* [Provided information]:
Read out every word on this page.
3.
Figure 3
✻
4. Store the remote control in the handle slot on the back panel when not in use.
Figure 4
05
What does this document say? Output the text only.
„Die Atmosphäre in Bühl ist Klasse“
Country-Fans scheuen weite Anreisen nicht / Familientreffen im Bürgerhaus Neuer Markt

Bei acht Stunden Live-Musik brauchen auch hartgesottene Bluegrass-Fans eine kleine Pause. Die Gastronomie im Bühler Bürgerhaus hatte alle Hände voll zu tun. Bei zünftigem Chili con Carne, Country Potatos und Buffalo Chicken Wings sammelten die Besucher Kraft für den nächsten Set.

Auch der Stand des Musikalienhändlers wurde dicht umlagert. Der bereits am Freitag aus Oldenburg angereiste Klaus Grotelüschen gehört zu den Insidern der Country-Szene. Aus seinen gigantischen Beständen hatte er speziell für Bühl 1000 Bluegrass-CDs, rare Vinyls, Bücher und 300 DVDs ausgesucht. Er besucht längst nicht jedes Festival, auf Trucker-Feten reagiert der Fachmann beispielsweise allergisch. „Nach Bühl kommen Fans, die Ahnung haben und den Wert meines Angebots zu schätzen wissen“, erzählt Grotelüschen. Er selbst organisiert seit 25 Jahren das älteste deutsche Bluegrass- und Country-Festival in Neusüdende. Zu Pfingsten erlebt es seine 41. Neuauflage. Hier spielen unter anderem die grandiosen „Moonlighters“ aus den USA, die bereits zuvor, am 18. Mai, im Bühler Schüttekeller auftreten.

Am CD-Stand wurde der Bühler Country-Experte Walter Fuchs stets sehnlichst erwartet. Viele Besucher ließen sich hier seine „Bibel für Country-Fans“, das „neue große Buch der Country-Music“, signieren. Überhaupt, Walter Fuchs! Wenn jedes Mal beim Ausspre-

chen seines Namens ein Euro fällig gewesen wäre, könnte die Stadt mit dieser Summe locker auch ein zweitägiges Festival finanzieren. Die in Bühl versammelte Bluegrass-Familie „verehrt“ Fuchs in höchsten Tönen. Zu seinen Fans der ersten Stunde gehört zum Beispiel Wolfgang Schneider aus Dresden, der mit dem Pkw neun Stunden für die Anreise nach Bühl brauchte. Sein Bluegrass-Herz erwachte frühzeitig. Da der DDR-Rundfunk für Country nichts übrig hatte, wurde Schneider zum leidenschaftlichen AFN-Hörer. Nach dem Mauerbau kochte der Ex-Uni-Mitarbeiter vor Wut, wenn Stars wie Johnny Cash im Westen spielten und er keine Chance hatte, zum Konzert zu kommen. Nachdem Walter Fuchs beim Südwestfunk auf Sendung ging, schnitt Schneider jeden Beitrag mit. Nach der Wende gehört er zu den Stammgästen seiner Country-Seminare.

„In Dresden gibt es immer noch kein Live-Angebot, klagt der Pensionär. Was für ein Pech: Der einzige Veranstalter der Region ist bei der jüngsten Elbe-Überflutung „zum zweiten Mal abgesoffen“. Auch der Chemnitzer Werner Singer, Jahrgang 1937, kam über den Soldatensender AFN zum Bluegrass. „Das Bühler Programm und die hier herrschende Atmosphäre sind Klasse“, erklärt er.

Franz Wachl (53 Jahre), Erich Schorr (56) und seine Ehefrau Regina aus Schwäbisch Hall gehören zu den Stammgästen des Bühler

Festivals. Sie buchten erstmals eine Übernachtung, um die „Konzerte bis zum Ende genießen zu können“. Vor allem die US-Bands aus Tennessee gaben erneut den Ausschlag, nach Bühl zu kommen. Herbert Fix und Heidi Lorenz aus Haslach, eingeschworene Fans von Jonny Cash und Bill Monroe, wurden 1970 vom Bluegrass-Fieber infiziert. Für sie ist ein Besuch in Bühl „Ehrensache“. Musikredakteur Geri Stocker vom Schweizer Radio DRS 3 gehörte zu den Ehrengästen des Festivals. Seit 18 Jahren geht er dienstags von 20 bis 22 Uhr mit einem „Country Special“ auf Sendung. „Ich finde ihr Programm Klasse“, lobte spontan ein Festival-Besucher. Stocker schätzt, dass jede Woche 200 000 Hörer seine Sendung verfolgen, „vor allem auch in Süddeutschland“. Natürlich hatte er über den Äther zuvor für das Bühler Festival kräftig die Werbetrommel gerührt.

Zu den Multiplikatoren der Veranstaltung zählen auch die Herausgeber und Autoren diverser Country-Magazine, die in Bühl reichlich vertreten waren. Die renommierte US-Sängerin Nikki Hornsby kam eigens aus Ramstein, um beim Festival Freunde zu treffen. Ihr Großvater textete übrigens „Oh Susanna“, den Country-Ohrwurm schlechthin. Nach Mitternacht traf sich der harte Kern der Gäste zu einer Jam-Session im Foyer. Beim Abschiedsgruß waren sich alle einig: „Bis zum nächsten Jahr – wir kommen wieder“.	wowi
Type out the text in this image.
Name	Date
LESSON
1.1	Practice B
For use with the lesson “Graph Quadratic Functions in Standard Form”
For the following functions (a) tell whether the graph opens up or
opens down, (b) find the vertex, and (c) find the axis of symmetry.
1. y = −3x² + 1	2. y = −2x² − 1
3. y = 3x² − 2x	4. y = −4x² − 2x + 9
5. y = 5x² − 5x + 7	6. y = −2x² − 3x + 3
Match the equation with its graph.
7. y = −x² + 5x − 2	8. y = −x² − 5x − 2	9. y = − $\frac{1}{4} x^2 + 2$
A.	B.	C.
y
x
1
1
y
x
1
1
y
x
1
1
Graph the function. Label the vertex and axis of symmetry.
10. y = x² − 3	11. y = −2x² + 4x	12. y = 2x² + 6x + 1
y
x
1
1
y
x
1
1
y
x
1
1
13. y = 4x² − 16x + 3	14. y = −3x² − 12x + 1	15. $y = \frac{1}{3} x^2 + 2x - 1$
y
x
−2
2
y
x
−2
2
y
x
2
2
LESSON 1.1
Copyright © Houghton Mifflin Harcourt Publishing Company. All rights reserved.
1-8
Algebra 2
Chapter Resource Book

* [What to do]: Search the entries for "Atmosphäre" and copy out each line that has it.

* [Exercise answer]:
„Die Atmosphäre in Bühl ist Klasse“
„In Dresden gibt es immer noch kein Live-Angebot, klagt der Pensionär. Was für ein Pech: Der einzige Veranstalter der Region ist bei der jüngsten Elbe-Überflutung „zum zweiten Mal abgesoffen“. Auch der Chemnitzer Werner Singer, Jahrgang 1937, kam über den Soldatensender AFN zum Bluegrass. „Das Bühler Programm und die hier herrschende Atmosphäre sind Klasse“, erklärt er.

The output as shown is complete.